**Task directions**
Extend the forum thread below on counting ad clicks with a LEFT JOIN, picking up after its final line.

**Page**
>>>

OK, this helped a bit. Now I have, in addition to the three rows of ads that have ben clicked on, a fourth row with no ad name, 0 clickthroughs, and 24 displays. That plus the other three account for all the displayed ads.

However, since it is returning a null value for any ad name that has not been clicked on, and then it's grouped by ad name, it lumps all non-clicked ads into one row. What I need is to see each ad on a separate row, which is what I thought a LEFT JOIN was supposed to do.

Any suggestions?



At 11:07 AM 1/9/03 +0100, Ignatius Reilly wrote:
problem 1:
move the WHERE clauses to the ON clauses

problem 2:
Obviously your intent with " COUNT(ads_clickrate.date) " is to count the
number of non-null occurences of click. But COUNT() is not the appropriate
function to do this (it will simply give you the number of rows inside a

Try replacing COUNT(ads_clickrate.date) by SUM( IF( ads_clickrate.date IS
NULL, 0, 1 ) )

<<<

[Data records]
>>>

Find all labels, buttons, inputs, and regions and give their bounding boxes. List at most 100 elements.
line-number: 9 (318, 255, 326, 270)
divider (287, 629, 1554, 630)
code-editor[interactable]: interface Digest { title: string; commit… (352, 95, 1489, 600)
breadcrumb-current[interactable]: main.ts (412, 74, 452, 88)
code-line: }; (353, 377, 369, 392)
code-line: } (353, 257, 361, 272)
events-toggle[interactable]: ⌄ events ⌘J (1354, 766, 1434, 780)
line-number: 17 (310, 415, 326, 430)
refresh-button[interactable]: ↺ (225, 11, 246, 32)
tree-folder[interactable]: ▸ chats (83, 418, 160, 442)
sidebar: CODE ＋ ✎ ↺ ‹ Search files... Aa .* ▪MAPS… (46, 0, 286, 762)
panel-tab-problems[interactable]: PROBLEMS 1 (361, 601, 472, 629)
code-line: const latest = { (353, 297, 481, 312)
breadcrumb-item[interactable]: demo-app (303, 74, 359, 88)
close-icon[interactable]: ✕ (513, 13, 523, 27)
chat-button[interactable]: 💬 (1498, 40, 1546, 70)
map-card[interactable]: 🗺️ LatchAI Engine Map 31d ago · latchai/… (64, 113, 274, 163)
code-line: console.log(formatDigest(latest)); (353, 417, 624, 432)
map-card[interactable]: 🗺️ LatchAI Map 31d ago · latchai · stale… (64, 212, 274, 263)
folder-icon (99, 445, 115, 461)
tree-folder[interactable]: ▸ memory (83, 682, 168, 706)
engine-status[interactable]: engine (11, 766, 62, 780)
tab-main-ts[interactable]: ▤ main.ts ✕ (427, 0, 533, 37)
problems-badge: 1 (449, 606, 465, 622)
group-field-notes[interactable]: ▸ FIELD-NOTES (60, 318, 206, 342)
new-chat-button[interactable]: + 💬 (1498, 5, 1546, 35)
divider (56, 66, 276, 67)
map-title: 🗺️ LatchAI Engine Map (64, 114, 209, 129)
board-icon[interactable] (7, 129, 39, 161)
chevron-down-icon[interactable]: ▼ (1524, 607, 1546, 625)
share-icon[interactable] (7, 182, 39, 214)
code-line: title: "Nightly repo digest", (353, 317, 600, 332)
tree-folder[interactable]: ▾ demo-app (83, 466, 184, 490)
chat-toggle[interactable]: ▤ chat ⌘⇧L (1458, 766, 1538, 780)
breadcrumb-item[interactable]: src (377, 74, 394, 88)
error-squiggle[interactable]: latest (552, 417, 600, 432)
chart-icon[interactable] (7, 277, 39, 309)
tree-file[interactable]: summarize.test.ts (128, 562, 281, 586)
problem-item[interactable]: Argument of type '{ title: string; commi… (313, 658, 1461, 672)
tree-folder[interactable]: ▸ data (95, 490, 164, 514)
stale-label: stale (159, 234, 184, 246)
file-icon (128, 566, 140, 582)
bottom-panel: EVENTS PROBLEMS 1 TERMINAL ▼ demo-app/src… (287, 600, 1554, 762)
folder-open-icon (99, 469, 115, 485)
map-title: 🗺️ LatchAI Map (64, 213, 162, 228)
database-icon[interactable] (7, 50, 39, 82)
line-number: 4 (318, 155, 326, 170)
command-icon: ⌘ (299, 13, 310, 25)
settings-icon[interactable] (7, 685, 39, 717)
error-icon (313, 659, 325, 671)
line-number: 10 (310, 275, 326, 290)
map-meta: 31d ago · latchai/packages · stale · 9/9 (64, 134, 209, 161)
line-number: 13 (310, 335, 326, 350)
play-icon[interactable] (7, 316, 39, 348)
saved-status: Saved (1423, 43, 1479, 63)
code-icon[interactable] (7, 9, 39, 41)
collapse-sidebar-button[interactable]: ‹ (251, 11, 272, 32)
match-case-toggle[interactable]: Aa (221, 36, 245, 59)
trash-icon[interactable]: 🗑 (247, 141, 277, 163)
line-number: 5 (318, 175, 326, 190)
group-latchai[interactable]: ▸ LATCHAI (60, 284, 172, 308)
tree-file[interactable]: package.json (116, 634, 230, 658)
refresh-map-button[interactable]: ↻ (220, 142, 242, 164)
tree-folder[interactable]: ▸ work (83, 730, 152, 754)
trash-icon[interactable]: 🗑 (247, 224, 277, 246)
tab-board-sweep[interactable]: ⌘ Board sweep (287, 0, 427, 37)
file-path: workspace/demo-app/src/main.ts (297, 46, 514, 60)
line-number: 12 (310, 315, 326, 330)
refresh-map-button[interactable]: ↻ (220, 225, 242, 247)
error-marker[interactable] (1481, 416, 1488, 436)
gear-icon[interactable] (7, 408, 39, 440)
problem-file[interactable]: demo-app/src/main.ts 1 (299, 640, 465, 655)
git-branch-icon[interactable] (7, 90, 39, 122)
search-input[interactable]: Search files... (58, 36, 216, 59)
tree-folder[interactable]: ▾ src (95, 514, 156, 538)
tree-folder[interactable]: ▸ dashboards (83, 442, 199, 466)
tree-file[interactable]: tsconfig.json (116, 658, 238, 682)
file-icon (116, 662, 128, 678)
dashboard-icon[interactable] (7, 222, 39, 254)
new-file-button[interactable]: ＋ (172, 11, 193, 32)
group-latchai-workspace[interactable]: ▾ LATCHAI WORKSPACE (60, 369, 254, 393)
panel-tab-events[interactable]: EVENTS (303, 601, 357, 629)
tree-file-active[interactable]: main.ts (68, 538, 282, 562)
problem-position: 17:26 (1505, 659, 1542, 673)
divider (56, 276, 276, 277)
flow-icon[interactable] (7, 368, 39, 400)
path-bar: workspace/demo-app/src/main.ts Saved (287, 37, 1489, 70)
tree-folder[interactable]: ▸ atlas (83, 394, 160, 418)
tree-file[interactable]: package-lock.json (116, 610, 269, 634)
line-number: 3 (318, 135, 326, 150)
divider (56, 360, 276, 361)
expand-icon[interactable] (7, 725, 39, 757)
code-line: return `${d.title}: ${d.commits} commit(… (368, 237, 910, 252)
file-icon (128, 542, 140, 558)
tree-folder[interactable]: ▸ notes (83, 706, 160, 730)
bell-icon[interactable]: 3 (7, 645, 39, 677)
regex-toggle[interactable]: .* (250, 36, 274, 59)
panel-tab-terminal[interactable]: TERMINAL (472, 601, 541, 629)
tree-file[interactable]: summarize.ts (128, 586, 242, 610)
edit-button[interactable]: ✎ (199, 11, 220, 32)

<<<

**Response to this task**
----- Original Message -----
From: "Lisi" <[EMAIL PROTECTED]>
Sent: Thursday, January 09, 2003 10:44 AM
Subject: [PHP-DB] LEFT JOIN not working

> I have a page with many ads that stores both the number of times an ad is
> displayed and how many times it gets clicked.  These are stored in two
> different tables (since different information is stored for each) but both
> have identical name columns. I am trying to display both # times displayed
> and # times clicked in the same table in an admin page.
> Here is my query:
> SELECT ads_clickrate.name, ads_clickrate.link, SUM(ads_displayrate.count)
> as display, COUNT(ads_clickrate.date) as click FROM ads_displayrate LEFT
> JOIN ads_clickrate ON ads_displayrate.name = ads_clickrate.name WHERE
> YEAR(ads_clickrate.date) = '2003' AND MONTH(ads_clickrate.date) = '01'
> GROUP BY ads_clickrate.name ORDER BY ads_clickrate.name
> I want to display for each ad the number of times displayed, and then
> number of times clicked if applicable, if not 0.
> The query is only returning rows for ads that have been clicked on. Is the
> problem because I have a COUNT column for one table, with a group by? Is
> this causing the display to be grouped also?
> If you need more information how the table is set up let me know, I'm
> really stumped here.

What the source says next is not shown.